Task description> List all lines in the material below that contain "Salmón".

Recorded information>
- - - - -
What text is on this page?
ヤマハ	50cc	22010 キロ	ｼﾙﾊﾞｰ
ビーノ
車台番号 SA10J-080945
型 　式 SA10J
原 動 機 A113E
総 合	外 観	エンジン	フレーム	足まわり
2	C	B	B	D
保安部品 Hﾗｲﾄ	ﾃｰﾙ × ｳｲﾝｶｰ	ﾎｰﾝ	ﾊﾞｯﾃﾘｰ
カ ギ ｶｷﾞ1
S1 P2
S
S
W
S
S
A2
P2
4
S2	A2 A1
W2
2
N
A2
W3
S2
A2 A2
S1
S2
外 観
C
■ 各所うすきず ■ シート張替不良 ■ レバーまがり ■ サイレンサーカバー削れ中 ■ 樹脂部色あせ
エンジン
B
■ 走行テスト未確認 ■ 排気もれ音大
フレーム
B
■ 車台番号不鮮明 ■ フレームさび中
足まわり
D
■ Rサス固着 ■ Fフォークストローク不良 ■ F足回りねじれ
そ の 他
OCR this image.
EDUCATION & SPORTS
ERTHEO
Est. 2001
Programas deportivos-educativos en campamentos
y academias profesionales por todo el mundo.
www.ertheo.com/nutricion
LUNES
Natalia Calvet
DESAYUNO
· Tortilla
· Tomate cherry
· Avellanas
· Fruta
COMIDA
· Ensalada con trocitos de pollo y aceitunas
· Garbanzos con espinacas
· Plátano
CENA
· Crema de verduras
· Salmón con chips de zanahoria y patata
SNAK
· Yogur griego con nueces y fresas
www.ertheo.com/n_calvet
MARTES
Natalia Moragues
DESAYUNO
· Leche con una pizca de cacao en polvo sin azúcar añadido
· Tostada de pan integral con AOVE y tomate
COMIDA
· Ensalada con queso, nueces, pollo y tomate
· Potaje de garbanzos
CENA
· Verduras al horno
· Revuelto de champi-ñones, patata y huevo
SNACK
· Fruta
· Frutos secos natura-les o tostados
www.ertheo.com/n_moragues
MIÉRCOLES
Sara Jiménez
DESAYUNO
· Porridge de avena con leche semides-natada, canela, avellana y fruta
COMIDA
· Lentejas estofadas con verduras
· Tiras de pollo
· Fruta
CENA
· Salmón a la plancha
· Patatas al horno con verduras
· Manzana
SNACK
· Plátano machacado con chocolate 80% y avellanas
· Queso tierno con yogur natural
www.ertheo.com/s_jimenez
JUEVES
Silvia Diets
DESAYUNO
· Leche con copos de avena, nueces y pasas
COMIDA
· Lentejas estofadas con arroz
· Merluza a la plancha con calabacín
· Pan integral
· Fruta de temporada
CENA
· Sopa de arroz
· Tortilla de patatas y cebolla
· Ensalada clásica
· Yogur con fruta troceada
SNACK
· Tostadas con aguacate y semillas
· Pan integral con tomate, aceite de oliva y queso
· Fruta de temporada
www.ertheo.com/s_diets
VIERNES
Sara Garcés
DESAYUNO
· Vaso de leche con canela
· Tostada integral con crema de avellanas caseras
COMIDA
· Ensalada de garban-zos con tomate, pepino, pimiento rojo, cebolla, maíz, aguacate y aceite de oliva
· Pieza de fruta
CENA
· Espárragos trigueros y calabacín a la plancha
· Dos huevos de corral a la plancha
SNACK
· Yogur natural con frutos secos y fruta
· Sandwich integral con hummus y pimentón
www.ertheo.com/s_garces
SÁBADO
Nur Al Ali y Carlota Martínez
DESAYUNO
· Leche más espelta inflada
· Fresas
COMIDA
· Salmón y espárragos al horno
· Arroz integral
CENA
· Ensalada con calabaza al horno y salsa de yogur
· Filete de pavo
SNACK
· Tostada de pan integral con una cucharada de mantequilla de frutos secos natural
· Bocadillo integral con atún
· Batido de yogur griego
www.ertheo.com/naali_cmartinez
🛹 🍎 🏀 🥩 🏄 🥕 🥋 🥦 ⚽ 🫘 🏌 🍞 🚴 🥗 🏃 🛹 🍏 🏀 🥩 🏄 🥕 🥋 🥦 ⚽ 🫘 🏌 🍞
- - - - -
The answer>
· Salmón con chips de zanahoria y patata
· Salmón a la plancha
· Salmón y espárragos al horno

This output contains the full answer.